→ **Element position data**
-------------------------
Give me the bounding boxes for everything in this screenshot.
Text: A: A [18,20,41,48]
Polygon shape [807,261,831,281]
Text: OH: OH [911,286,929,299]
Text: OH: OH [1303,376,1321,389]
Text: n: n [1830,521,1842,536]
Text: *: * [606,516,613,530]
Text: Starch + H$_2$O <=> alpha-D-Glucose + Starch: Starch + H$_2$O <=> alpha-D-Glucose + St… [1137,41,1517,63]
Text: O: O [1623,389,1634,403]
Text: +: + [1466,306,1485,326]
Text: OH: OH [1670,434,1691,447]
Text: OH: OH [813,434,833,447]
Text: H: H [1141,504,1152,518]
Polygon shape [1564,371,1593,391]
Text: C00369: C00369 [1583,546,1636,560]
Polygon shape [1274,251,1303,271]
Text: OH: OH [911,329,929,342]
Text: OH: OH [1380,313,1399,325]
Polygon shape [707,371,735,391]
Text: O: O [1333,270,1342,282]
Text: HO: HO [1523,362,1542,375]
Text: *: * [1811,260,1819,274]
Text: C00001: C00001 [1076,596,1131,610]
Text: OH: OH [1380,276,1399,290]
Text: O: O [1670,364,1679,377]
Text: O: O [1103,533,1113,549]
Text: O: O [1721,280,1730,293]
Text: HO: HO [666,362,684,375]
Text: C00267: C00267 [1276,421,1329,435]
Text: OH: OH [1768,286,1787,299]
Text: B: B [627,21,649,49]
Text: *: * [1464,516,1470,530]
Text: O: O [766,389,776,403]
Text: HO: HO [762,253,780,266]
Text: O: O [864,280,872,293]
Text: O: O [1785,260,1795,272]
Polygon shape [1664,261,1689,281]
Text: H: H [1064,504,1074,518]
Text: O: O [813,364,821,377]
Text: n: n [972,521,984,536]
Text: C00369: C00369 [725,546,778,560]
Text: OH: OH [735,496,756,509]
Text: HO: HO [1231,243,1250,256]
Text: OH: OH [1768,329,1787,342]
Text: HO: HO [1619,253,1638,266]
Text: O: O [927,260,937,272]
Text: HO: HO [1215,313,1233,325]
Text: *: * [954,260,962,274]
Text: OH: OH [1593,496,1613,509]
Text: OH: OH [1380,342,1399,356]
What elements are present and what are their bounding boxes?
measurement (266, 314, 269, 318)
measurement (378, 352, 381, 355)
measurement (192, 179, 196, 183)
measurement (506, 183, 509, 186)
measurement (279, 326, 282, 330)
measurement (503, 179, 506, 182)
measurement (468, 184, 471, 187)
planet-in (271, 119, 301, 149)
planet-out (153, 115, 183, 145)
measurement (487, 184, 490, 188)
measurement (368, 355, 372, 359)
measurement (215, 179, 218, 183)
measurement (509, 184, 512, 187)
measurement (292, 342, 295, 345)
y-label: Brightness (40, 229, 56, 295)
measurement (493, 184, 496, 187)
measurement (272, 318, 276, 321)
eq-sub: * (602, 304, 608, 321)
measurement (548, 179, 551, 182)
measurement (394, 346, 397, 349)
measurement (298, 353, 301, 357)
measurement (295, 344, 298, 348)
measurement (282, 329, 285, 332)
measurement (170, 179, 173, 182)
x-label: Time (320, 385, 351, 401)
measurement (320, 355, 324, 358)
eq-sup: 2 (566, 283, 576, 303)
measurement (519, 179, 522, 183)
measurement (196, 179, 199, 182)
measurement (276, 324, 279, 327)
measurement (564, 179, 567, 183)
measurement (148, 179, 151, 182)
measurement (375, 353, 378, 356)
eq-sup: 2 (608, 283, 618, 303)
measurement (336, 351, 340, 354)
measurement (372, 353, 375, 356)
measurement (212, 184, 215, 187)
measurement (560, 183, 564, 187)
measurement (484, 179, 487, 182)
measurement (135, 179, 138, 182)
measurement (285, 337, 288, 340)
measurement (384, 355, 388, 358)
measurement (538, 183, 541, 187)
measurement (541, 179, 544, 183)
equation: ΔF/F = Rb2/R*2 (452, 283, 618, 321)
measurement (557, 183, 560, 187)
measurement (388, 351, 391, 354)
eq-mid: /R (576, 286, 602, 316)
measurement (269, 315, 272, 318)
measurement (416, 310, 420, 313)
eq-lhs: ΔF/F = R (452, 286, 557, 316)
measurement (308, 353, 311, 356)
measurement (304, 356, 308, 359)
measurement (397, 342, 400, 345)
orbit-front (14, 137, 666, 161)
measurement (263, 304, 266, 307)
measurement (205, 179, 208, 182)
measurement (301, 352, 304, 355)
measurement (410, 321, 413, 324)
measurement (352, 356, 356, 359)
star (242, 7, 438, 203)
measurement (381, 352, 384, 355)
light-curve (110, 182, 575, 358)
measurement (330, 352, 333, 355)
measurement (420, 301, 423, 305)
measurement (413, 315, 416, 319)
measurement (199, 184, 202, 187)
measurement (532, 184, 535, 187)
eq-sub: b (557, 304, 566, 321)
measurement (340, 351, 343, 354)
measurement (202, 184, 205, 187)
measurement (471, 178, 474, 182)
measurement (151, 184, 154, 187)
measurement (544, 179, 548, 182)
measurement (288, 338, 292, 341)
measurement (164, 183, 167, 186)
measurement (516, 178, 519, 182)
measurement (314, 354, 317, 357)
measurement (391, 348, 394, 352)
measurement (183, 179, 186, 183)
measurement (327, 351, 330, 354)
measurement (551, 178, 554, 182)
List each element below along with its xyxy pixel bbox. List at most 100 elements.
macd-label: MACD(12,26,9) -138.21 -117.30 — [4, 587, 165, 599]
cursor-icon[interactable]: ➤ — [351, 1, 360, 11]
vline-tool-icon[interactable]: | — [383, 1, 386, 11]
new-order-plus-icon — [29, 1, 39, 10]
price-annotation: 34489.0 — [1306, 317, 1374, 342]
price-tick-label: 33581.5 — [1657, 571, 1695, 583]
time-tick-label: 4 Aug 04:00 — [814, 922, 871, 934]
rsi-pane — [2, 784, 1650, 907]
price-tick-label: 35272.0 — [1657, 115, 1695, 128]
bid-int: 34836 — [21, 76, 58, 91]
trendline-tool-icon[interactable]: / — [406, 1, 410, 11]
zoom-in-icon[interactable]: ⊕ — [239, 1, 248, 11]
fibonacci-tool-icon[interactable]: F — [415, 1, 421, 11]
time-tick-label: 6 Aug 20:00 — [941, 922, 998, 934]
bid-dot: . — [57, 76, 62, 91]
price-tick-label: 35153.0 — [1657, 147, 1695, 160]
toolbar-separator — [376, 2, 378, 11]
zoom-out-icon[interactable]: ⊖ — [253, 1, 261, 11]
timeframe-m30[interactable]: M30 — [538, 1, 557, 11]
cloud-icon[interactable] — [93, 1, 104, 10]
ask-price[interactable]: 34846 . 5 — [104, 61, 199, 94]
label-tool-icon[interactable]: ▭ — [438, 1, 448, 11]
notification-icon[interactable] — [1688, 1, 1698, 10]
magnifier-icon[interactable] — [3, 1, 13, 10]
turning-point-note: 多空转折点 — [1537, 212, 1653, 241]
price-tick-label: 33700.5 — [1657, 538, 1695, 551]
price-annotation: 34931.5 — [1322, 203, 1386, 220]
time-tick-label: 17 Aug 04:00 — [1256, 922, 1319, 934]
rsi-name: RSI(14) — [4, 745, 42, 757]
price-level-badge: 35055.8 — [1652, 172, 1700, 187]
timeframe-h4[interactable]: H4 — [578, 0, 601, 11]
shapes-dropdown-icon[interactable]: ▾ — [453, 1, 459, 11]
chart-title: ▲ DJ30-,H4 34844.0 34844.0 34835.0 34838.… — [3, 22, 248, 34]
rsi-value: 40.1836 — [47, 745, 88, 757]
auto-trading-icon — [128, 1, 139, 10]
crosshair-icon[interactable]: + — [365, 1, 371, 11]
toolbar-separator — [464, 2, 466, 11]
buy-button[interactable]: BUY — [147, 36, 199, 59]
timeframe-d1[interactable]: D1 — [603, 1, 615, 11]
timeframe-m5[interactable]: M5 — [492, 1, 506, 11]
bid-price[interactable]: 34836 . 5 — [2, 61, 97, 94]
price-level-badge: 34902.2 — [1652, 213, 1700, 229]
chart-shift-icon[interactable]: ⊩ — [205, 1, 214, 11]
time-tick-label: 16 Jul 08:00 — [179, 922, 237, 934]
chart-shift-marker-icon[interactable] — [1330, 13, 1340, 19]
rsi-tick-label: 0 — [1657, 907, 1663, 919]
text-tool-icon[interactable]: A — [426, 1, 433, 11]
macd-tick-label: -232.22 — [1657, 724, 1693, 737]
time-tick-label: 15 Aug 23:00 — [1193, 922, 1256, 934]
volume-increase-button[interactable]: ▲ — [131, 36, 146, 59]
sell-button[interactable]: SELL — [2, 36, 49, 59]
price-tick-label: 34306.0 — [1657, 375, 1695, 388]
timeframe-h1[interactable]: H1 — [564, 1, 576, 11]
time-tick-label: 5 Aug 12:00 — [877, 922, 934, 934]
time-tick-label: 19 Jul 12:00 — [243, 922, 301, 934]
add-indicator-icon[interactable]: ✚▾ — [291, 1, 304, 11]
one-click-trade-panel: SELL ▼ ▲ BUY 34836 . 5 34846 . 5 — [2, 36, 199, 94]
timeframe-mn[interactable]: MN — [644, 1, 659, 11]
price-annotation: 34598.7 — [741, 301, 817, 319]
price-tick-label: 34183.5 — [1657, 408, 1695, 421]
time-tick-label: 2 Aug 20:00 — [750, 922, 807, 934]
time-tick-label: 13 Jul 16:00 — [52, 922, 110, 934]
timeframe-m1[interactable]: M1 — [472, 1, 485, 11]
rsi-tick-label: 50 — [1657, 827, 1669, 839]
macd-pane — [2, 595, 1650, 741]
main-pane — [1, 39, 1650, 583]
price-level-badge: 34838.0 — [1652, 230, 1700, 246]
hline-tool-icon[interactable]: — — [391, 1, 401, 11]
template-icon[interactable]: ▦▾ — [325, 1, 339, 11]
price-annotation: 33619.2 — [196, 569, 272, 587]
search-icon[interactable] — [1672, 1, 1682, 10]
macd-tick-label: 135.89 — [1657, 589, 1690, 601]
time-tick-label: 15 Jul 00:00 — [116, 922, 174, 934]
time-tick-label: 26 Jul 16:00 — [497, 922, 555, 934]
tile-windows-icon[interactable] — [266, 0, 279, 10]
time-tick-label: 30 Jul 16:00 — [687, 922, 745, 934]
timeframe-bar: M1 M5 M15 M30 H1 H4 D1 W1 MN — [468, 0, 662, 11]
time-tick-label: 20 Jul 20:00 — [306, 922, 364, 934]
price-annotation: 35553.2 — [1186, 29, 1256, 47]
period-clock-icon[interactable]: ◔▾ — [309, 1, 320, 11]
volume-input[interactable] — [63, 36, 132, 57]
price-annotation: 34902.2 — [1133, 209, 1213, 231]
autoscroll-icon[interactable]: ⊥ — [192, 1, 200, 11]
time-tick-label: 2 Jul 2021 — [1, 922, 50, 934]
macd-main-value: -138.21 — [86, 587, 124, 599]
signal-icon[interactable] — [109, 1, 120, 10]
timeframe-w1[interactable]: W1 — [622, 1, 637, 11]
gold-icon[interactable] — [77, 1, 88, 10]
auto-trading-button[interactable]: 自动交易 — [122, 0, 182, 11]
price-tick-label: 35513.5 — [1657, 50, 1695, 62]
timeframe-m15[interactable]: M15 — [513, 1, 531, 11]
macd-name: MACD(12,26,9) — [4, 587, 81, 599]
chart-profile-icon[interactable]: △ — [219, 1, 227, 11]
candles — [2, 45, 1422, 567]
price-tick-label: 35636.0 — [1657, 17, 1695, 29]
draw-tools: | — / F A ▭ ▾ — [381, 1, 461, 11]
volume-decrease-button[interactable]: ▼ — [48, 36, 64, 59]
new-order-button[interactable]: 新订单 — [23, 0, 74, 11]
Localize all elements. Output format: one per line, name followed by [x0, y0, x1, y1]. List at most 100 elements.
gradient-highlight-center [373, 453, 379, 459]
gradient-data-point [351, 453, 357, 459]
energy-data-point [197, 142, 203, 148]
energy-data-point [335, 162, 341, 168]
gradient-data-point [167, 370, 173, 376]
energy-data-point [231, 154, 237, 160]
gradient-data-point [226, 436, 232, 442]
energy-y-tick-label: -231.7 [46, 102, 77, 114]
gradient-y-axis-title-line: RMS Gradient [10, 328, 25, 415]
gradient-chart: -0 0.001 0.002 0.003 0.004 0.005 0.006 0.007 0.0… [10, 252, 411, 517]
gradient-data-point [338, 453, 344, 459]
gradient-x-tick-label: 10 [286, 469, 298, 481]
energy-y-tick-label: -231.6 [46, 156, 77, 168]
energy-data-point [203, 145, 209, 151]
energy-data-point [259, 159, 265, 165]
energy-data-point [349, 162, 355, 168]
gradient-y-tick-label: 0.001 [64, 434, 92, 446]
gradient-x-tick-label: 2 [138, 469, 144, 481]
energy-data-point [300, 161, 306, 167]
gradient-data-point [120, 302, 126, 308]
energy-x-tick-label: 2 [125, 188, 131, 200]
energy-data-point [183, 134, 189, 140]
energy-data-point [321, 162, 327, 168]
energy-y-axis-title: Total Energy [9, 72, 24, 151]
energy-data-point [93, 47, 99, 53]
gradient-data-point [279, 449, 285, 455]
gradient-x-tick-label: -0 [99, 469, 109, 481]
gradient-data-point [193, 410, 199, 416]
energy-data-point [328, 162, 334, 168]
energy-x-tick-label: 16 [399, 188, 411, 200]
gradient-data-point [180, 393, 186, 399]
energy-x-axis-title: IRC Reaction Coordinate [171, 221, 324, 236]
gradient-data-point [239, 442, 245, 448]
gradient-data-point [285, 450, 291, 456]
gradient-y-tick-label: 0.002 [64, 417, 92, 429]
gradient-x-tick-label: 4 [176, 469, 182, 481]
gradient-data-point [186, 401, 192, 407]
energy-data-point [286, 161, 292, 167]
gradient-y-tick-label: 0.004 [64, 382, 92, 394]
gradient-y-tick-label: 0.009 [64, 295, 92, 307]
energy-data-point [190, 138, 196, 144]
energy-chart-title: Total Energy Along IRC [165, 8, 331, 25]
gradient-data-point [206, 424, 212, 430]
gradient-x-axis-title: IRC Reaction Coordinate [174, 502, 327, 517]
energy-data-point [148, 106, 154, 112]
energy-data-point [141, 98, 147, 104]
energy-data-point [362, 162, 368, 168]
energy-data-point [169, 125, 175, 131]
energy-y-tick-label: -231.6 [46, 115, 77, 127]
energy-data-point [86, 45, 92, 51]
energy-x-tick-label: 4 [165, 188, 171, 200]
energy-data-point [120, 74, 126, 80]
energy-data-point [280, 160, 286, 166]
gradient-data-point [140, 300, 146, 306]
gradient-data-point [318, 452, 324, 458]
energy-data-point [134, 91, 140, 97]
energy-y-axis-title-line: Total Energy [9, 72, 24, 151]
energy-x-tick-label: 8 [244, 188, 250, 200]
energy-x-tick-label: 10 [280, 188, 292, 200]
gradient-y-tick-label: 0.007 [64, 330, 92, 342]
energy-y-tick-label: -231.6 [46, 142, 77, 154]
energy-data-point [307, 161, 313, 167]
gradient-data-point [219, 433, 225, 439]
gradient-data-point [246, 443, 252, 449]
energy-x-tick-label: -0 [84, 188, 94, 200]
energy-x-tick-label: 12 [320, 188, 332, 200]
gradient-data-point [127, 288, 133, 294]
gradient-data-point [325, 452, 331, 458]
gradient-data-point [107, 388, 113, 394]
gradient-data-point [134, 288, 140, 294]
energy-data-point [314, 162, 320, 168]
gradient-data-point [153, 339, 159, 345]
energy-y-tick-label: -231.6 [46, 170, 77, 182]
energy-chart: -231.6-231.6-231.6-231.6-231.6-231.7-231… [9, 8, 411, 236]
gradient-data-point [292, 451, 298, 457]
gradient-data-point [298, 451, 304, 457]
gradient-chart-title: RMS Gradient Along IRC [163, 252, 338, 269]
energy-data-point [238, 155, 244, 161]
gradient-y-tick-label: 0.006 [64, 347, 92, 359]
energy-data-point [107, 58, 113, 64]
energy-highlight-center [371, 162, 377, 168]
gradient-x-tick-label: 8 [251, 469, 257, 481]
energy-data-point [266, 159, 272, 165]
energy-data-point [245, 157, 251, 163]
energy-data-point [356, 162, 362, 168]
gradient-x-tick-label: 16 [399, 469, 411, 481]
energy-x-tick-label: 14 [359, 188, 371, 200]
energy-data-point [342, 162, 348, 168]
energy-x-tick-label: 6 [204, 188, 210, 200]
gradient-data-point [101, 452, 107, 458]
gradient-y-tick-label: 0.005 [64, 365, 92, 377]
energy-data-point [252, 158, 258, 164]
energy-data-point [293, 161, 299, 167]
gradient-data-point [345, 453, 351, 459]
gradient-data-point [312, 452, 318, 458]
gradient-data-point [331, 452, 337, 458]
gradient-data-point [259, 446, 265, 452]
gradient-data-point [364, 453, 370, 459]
-------------------------
→ **Work to be completed**
Rewrite the records from their start through the line holding "Text: HO: HO [1523,362,1542,375]", inclusive, with "Polygon shape" replaced by "Polygon outline" and everything else left unchanged.

→ **Answer to the problem**
Give me the bounding boxes for everything in this screenshot.
Text: A: A [18,20,41,48]
Polygon outline [807,261,831,281]
Text: OH: OH [911,286,929,299]
Text: OH: OH [1303,376,1321,389]
Text: n: n [1830,521,1842,536]
Text: *: * [606,516,613,530]
Text: Starch + H$_2$O <=> alpha-D-Glucose + Starch: Starch + H$_2$O <=> alpha-D-Glucose + St… [1137,41,1517,63]
Text: O: O [1623,389,1634,403]
Text: +: + [1466,306,1485,326]
Text: OH: OH [1670,434,1691,447]
Text: OH: OH [813,434,833,447]
Text: H: H [1141,504,1152,518]
Polygon outline [1564,371,1593,391]
Text: C00369: C00369 [1583,546,1636,560]
Polygon outline [1274,251,1303,271]
Text: OH: OH [911,329,929,342]
Text: OH: OH [1380,313,1399,325]
Polygon outline [707,371,735,391]
Text: O: O [1333,270,1342,282]
Text: HO: HO [1523,362,1542,375]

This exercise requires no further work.